◆ **Task instructions**
Return all of the data exactly as written, without the pictures.

start

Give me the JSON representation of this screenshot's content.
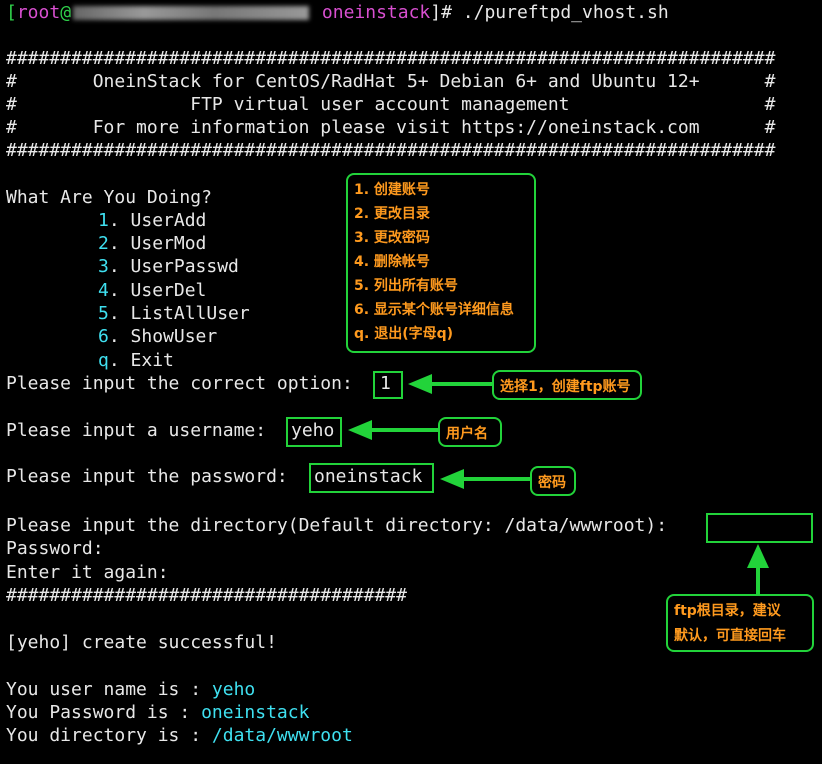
{
  "prompt": {
    "open_bracket": "[",
    "user": "root",
    "at": "@",
    "host": "oneinstack",
    "close": "]# ",
    "command": "./pureftpd_vhost.sh"
  },
  "banner": {
    "border": "#######################################################################",
    "line1": "#       OneinStack for CentOS/RadHat 5+ Debian 6+ and Ubuntu 12+      #",
    "line2": "#                FTP virtual user account management                  #",
    "line3": "#       For more information please visit https://oneinstack.com      #"
  },
  "menu": {
    "question": "What Are You Doing?",
    "items": [
      {
        "key": "1",
        "label": ". UserAdd"
      },
      {
        "key": "2",
        "label": ". UserMod"
      },
      {
        "key": "3",
        "label": ". UserPasswd"
      },
      {
        "key": "4",
        "label": ". UserDel"
      },
      {
        "key": "5",
        "label": ". ListAllUser"
      },
      {
        "key": "6",
        "label": ". ShowUser"
      },
      {
        "key": "q",
        "label": ". Exit"
      }
    ]
  },
  "session": {
    "option_prompt": "Please input the correct option:",
    "option_value": "1",
    "username_prompt": "Please input a username:",
    "username_value": "yeho",
    "password_prompt": "Please input the password:",
    "password_value": "oneinstack",
    "directory_prompt": "Please input the directory(Default directory: /data/wwwroot):",
    "password_line": "Password:",
    "again_line": "Enter it again:",
    "short_border": "#####################################",
    "success": "[yeho] create successful!",
    "result_user_label": "You user name is : ",
    "result_user_value": "yeho",
    "result_pass_label": "You Password is : ",
    "result_pass_value": "oneinstack",
    "result_dir_label": "You directory is : ",
    "result_dir_value": "/data/wwwroot"
  },
  "annotations": {
    "menu_notes": [
      "1. 创建账号",
      "2. 更改目录",
      "3. 更改密码",
      "4. 删除帐号",
      "5. 列出所有账号",
      "6. 显示某个账号详细信息",
      "q. 退出(字母q)"
    ],
    "option_note": "选择1，创建ftp账号",
    "username_note": "用户名",
    "password_note": "密码",
    "directory_note_line1": "ftp根目录，建议",
    "directory_note_line2": "默认，可直接回车"
  },
  "colors": {
    "background": "#000000",
    "text": "#e8e8e8",
    "cyan": "#3fe0f0",
    "magenta": "#d84fd0",
    "prompt_green": "#2fd04a",
    "annotation_green": "#22d33a",
    "annotation_text": "#ff9a1e"
  }
}
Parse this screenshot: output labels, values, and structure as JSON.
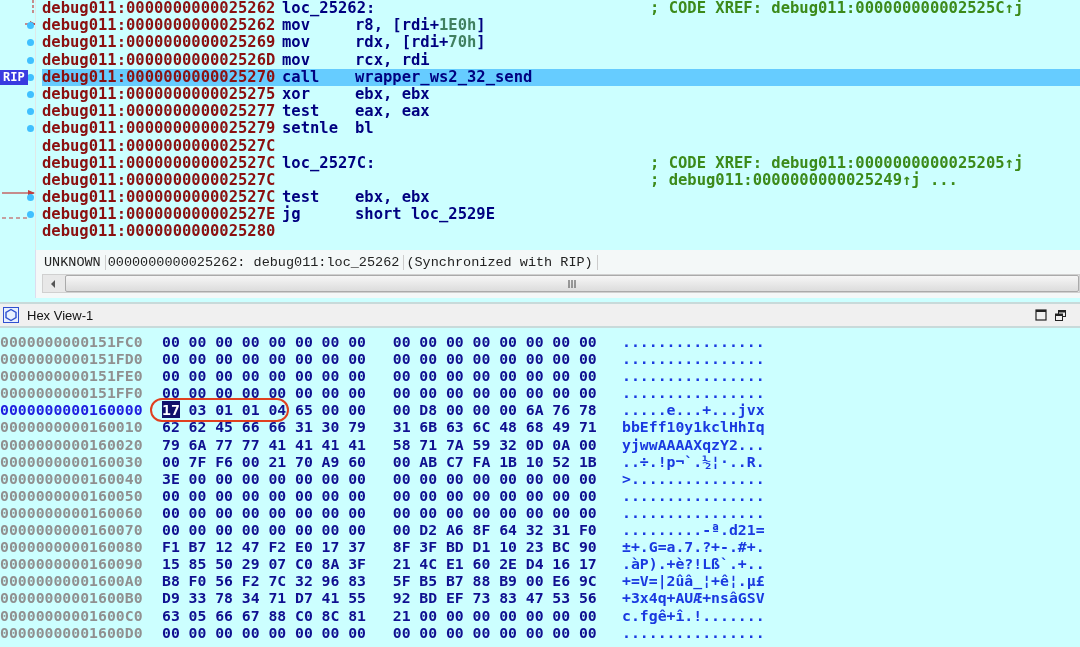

end

◆ **Problem solution**
Give me the JSON representation of this screenshot's content.
{
  "prompt": {
    "open_bracket": "[",
    "user": "root",
    "at": "@",
    "host": "oneinstack",
    "close": "]# ",
    "command": "./pureftpd_vhost.sh"
  },
  "banner": {
    "border": "#######################################################################",
    "line1": "#       OneinStack for CentOS/RadHat 5+ Debian 6+ and Ubuntu 12+      #",
    "line2": "#                FTP virtual user account management                  #",
    "line3": "#       For more information please visit https://oneinstack.com      #"
  },
  "menu": {
    "question": "What Are You Doing?",
    "items": [
      {
        "key": "1",
        "label": ". UserAdd"
      },
      {
        "key": "2",
        "label": ". UserMod"
      },
      {
        "key": "3",
        "label": ". UserPasswd"
      },
      {
        "key": "4",
        "label": ". UserDel"
      },
      {
        "key": "5",
        "label": ". ListAllUser"
      },
      {
        "key": "6",
        "label": ". ShowUser"
      },
      {
        "key": "q",
        "label": ". Exit"
      }
    ]
  },
  "session": {
    "option_prompt": "Please input the correct option:",
    "option_value": "1",
    "username_prompt": "Please input a username:",
    "username_value": "yeho",
    "password_prompt": "Please input the password:",
    "password_value": "oneinstack",
    "directory_prompt": "Please input the directory(Default directory: /data/wwwroot):",
    "password_line": "Password:",
    "again_line": "Enter it again:",
    "short_border": "#####################################",
    "success": "[yeho] create successful!",
    "result_user_label": "You user name is : ",
    "result_user_value": "yeho",
    "result_pass_label": "You Password is : ",
    "result_pass_value": "oneinstack",
    "result_dir_label": "You directory is : ",
    "result_dir_value": "/data/wwwroot"
  },
  "annotations": {
    "menu_notes": [
      "1. 创建账号",
      "2. 更改目录",
      "3. 更改密码",
      "4. 删除帐号",
      "5. 列出所有账号",
      "6. 显示某个账号详细信息",
      "q. 退出(字母q)"
    ],
    "option_note": "选择1，创建ftp账号",
    "username_note": "用户名",
    "password_note": "密码",
    "directory_note_line1": "ftp根目录，建议",
    "directory_note_line2": "默认，可直接回车"
  },
  "colors": {
    "background": "#000000",
    "text": "#e8e8e8",
    "cyan": "#3fe0f0",
    "magenta": "#d84fd0",
    "prompt_green": "#2fd04a",
    "annotation_green": "#22d33a",
    "annotation_text": "#ff9a1e"
  }
}
Parse this screenshot: output labels, values, and structure as JSON.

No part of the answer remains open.